AIM OF THE TASK:
In the entries below, find every line holding the string "SunSet" and collect it.

DATA SUPPLIED:
....

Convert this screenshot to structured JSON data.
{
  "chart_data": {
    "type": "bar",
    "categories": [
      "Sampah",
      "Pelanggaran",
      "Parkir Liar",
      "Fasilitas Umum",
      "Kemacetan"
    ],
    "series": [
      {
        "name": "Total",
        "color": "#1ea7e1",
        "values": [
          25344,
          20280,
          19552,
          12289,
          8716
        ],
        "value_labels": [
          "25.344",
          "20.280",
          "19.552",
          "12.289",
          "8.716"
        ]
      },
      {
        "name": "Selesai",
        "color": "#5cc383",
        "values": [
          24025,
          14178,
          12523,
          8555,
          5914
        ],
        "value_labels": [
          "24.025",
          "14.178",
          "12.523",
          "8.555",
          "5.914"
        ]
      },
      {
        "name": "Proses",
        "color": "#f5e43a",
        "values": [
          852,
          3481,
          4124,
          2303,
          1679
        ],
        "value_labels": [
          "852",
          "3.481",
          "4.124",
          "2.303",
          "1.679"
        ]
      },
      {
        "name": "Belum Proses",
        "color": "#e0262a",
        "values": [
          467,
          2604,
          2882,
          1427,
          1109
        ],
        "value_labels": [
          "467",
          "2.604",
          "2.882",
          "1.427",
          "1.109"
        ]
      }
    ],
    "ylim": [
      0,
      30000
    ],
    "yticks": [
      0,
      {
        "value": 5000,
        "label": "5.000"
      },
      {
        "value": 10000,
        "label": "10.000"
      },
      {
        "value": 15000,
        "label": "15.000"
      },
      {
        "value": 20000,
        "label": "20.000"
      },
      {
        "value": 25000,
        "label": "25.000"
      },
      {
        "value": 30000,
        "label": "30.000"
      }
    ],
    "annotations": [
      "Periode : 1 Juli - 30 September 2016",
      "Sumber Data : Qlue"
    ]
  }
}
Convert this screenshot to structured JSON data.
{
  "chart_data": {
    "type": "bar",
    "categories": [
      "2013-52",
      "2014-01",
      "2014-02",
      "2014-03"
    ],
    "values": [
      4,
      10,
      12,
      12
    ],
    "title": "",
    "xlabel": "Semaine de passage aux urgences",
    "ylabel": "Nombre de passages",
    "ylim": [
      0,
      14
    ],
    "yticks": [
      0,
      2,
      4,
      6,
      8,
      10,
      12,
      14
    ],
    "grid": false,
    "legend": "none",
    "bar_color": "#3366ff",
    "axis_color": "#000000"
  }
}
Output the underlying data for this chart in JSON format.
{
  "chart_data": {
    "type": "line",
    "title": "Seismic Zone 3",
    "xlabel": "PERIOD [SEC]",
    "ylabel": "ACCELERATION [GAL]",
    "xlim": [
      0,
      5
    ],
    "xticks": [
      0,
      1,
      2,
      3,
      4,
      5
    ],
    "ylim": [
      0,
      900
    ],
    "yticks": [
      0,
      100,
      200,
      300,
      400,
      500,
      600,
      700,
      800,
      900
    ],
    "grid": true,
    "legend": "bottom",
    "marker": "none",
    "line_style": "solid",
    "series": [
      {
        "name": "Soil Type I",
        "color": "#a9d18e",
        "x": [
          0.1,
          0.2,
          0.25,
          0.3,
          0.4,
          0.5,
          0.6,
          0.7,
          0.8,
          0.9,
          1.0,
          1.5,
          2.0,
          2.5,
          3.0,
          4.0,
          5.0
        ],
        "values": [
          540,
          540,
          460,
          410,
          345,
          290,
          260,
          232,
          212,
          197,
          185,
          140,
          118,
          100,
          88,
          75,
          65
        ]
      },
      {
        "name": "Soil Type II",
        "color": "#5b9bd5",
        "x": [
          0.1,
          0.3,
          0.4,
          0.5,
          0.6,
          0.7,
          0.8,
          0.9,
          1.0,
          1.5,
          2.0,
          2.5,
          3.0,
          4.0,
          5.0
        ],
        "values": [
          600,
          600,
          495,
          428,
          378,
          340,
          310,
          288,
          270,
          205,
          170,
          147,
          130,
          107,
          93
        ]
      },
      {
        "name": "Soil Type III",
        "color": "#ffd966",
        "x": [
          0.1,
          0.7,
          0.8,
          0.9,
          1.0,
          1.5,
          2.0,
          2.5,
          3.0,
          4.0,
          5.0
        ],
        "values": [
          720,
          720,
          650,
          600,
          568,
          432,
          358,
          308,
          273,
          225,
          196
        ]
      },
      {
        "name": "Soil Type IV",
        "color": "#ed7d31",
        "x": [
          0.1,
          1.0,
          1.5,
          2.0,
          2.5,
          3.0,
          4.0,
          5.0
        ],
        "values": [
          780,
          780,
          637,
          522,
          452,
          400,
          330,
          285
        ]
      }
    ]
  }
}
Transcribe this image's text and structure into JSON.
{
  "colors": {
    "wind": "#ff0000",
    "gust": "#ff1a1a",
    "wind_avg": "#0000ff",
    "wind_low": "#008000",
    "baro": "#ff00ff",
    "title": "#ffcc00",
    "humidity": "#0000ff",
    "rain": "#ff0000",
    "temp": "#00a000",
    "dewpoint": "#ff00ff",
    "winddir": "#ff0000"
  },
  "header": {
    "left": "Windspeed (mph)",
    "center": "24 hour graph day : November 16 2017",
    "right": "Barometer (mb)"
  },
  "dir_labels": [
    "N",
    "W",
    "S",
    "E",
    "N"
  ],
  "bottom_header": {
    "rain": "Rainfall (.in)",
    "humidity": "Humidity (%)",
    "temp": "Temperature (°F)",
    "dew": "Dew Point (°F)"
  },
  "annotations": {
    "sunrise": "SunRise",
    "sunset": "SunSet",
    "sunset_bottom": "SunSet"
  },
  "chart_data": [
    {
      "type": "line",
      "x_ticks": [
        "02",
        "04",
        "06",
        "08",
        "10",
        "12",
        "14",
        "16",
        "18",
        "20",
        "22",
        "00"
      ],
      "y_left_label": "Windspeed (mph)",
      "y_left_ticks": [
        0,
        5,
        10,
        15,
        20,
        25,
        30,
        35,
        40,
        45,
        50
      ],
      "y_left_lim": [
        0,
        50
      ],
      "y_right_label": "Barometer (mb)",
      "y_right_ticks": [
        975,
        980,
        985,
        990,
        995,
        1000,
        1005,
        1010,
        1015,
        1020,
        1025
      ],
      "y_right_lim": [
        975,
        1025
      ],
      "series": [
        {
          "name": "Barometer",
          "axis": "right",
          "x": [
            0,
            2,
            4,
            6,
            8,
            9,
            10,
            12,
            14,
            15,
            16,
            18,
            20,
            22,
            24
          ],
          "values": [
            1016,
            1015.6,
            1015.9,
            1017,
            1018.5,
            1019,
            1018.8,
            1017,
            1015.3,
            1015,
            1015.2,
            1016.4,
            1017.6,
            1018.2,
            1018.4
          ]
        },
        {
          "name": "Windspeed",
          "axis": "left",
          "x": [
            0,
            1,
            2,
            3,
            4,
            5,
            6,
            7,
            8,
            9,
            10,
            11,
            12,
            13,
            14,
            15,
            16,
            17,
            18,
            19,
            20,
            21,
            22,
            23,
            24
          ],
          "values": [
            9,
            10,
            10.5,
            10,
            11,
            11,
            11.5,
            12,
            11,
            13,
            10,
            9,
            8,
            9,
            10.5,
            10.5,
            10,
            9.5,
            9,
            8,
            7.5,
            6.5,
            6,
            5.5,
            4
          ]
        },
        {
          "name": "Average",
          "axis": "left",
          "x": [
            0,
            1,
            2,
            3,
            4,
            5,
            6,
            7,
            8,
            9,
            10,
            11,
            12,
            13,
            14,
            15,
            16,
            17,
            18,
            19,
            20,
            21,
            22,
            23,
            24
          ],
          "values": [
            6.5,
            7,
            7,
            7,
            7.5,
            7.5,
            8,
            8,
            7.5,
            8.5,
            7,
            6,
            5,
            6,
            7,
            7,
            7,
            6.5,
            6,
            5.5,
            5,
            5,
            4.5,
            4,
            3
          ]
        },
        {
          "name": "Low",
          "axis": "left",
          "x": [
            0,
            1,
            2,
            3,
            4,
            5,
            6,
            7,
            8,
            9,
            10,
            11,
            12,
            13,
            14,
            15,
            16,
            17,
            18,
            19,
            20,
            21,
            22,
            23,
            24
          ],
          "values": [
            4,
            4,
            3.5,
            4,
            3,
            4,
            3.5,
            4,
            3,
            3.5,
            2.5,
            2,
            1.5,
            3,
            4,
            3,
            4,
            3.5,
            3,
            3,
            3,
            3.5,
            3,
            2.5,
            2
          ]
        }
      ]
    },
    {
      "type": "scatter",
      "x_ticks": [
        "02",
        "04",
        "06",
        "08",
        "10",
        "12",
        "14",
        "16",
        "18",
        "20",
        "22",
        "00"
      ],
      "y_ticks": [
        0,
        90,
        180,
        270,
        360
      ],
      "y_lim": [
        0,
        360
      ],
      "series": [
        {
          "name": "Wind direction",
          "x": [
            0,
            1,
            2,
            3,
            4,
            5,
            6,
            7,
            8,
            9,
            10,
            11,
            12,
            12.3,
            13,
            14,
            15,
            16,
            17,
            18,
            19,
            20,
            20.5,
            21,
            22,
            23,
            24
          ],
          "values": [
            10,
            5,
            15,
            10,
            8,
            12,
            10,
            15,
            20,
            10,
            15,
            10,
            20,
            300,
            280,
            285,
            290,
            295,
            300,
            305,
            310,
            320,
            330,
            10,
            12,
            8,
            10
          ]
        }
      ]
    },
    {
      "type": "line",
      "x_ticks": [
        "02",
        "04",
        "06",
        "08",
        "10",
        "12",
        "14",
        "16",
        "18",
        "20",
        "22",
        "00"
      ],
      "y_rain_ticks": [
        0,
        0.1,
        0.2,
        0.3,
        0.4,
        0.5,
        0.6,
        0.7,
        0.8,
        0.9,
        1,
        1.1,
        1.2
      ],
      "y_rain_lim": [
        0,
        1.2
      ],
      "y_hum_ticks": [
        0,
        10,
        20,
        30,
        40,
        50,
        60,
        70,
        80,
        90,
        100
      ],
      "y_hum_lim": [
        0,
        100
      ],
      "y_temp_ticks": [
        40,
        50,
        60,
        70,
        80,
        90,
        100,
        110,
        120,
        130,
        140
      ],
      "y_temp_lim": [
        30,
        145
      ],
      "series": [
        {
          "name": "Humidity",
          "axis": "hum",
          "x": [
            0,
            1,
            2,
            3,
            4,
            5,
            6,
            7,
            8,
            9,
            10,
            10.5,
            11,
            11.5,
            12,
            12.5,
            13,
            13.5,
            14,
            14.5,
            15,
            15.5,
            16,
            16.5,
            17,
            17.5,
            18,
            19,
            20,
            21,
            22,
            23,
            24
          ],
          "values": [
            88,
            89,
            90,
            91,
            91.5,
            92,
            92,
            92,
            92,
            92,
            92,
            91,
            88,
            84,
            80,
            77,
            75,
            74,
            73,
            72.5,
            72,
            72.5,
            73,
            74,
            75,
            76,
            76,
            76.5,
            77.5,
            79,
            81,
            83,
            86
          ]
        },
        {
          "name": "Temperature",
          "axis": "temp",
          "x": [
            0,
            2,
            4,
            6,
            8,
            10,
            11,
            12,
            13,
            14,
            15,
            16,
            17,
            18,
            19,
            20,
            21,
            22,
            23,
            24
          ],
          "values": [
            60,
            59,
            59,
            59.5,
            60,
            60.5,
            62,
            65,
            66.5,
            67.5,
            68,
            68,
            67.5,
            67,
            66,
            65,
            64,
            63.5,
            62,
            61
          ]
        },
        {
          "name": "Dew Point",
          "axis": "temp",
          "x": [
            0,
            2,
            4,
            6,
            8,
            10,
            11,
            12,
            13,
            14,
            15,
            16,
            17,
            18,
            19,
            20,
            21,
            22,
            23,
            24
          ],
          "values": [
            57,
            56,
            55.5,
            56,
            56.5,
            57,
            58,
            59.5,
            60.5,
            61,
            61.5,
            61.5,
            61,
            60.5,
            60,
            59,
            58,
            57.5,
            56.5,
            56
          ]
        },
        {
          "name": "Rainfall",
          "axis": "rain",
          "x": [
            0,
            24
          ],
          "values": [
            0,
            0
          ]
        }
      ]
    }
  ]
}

....

THE ANSWER:
    "sunset": "SunSet",
    "sunset_bottom": "SunSet"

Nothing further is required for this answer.